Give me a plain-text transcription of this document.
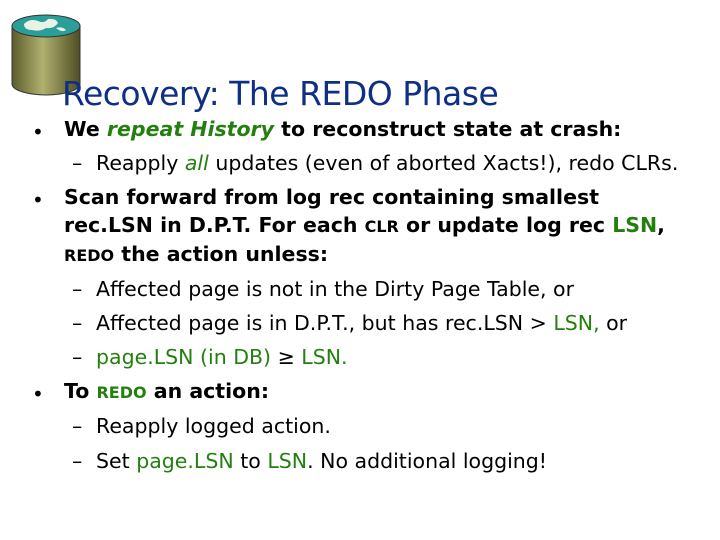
Recovery: The REDO Phase
• We repeat History to reconstruct state at crash:
– Reapply all updates (even of aborted Xacts!), redo CLRs.
• Scan forward from log rec containing smallest
rec.LSN in D.P.T. For each CLR or update log rec LSN,
REDO the action unless:
– Affected page is not in the Dirty Page Table, or
– Affected page is in D.P.T., but has rec.LSN > LSN, or
– page.LSN (in DB) ≥ LSN.
• To REDO an action:
– Reapply logged action.
– Set page.LSN to LSN. No additional logging!
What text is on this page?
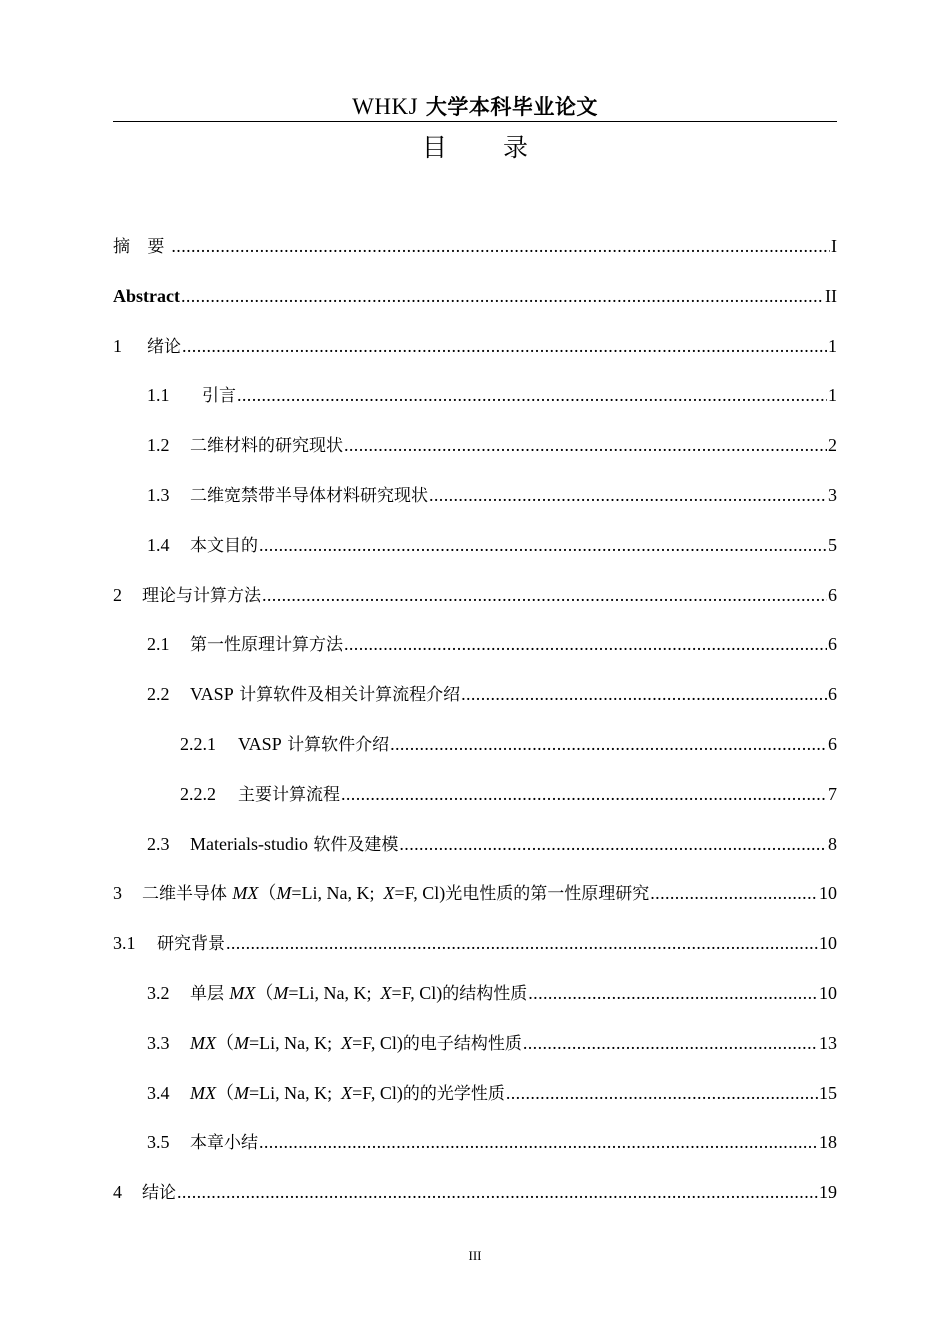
WHKJ 大学本科毕业论文
目 录
摘 要 .....	I
Abstract .....	II
1	绪论 .....	1
1.1	引言 .....	1
1.2	二维材料的研究现状 .....	2
1.3	二维宽禁带半导体材料研究现状 .....	3
1.4	本文目的 .....	5
2	理论与计算方法 .....	6
2.1	第一性原理计算方法 .....	6
2.2	VASP 计算软件及相关计算流程介绍 .....	6
2.2.1	VASP 计算软件介绍 .....	6
2.2.2	主要计算流程 .....	7
2.3	Materials-studio 软件及建模 .....	8
3	二维半导体 MX（M=Li, Na, K;  X=F, Cl)光电性质的第一性原理研究 .....	10
3.1	研究背景 .....	10
3.2	单层 MX（M=Li, Na, K;  X=F, Cl)的结构性质 .....	10
3.3	MX（M=Li, Na, K;  X=F, Cl)的电子结构性质 .....	13
3.4	MX（M=Li, Na, K;  X=F, Cl)的的光学性质 .....	15
3.5	本章小结 .....	18
4	结论 .....	19
III
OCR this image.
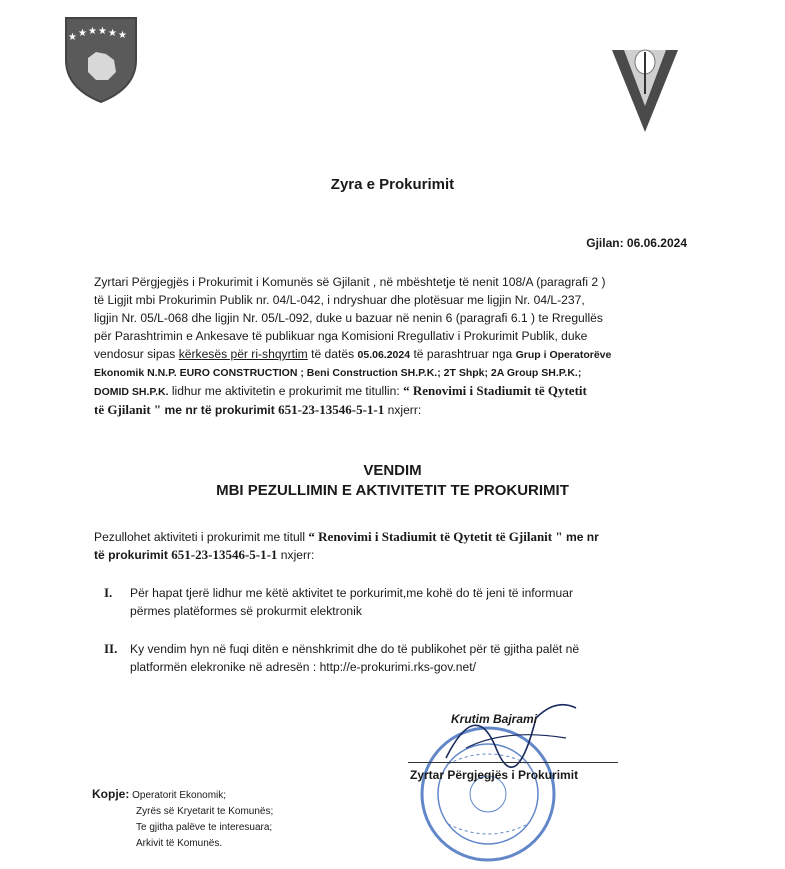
★ ★ ★ ★ ★ ★
Zyra e Prokurimit
Gjilan: 06.06.2024
Zyrtari Përgjegjës i Prokurimit i Komunës së Gjilanit , në mbështetje të nenit 108/A (paragrafi 2 )
të Ligjit mbi Prokurimin Publik nr. 04/L-042, i ndryshuar dhe plotësuar me ligjin Nr. 04/L-237,
ligjin Nr. 05/L-068 dhe ligjin Nr. 05/L-092, duke u bazuar në nenin 6 (paragrafi 6.1 ) te Rregullës
për Parashtrimin e Ankesave të publikuar nga Komisioni Rregullativ i Prokurimit Publik, duke
vendosur sipas kërkesës për ri-shqyrtim të datës 05.06.2024 të parashtruar nga Grup i Operatorëve
Ekonomik N.N.P. EURO CONSTRUCTION ; Beni Construction SH.P.K.; 2T Shpk; 2A Group SH.P.K.;
DOMID SH.P.K. lidhur me aktivitetin e prokurimit me titullin: “ Renovimi i Stadiumit të Qytetit
të Gjilanit " me nr të prokurimit 651-23-13546-5-1-1 nxjerr:
VENDIM
MBI PEZULLIMIN E AKTIVITETIT TE PROKURIMIT
Pezullohet aktiviteti i prokurimit me titull “ Renovimi i Stadiumit të Qytetit të Gjilanit " me nr
të prokurimit 651-23-13546-5-1-1 nxjerr:
I. Për hapat tjerë lidhur me këtë aktivitet te porkurimit,me kohë do të jeni të informuar
përmes platëformes së prokurmit elektronik
II. Ky vendim hyn në fuqi ditën e nënshkrimit dhe do të publikohet për të gjitha palët në
platformën elekronike në adresën : http://e-prokurimi.rks-gov.net/
Krutim Bajrami
Zyrtar Përgjegjës i Prokurimit
Kopje: Operatorit Ekonomik;
Zyrës së Kryetarit te Komunës;
Te gjitha palëve te interesuara;
Arkivit të Komunës.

:: To be done ::
Can the entries above be repeated exactly, without their pictures?

:: Exercise answer ::
Give me a plain-text transcription of this document.
Recovery: The REDO Phase
• We repeat History to reconstruct state at crash:
– Reapply all updates (even of aborted Xacts!), redo CLRs.
• Scan forward from log rec containing smallest
rec.LSN in D.P.T. For each CLR or update log rec LSN,
REDO the action unless:
– Affected page is not in the Dirty Page Table, or
– Affected page is in D.P.T., but has rec.LSN > LSN, or
– page.LSN (in DB) ≥ LSN.
• To REDO an action:
– Reapply logged action.
– Set page.LSN to LSN. No additional logging!
What text is on this page?
WHKJ 大学本科毕业论文
目 录
摘 要 .....	I
Abstract .....	II
1	绪论 .....	1
1.1	引言 .....	1
1.2	二维材料的研究现状 .....	2
1.3	二维宽禁带半导体材料研究现状 .....	3
1.4	本文目的 .....	5
2	理论与计算方法 .....	6
2.1	第一性原理计算方法 .....	6
2.2	VASP 计算软件及相关计算流程介绍 .....	6
2.2.1	VASP 计算软件介绍 .....	6
2.2.2	主要计算流程 .....	7
2.3	Materials-studio 软件及建模 .....	8
3	二维半导体 MX（M=Li, Na, K;  X=F, Cl)光电性质的第一性原理研究 .....	10
3.1	研究背景 .....	10
3.2	单层 MX（M=Li, Na, K;  X=F, Cl)的结构性质 .....	10
3.3	MX（M=Li, Na, K;  X=F, Cl)的电子结构性质 .....	13
3.4	MX（M=Li, Na, K;  X=F, Cl)的的光学性质 .....	15
3.5	本章小结 .....	18
4	结论 .....	19
III
OCR this image.
★ ★ ★ ★ ★ ★
Zyra e Prokurimit
Gjilan: 06.06.2024
Zyrtari Përgjegjës i Prokurimit i Komunës së Gjilanit , në mbështetje të nenit 108/A (paragrafi 2 )
të Ligjit mbi Prokurimin Publik nr. 04/L-042, i ndryshuar dhe plotësuar me ligjin Nr. 04/L-237,
ligjin Nr. 05/L-068 dhe ligjin Nr. 05/L-092, duke u bazuar në nenin 6 (paragrafi 6.1 ) te Rregullës
për Parashtrimin e Ankesave të publikuar nga Komisioni Rregullativ i Prokurimit Publik, duke
vendosur sipas kërkesës për ri-shqyrtim të datës 05.06.2024 të parashtruar nga Grup i Operatorëve
Ekonomik N.N.P. EURO CONSTRUCTION ; Beni Construction SH.P.K.; 2T Shpk; 2A Group SH.P.K.;
DOMID SH.P.K. lidhur me aktivitetin e prokurimit me titullin: “ Renovimi i Stadiumit të Qytetit
të Gjilanit " me nr të prokurimit 651-23-13546-5-1-1 nxjerr:
VENDIM
MBI PEZULLIMIN E AKTIVITETIT TE PROKURIMIT
Pezullohet aktiviteti i prokurimit me titull “ Renovimi i Stadiumit të Qytetit të Gjilanit " me nr
të prokurimit 651-23-13546-5-1-1 nxjerr:
I. Për hapat tjerë lidhur me këtë aktivitet te porkurimit,me kohë do të jeni të informuar
përmes platëformes së prokurmit elektronik
II. Ky vendim hyn në fuqi ditën e nënshkrimit dhe do të publikohet për të gjitha palët në
platformën elekronike në adresën : http://e-prokurimi.rks-gov.net/
Krutim Bajrami
Zyrtar Përgjegjës i Prokurimit
Kopje: Operatorit Ekonomik;
Zyrës së Kryetarit te Komunës;
Te gjitha palëve te interesuara;
Arkivit të Komunës.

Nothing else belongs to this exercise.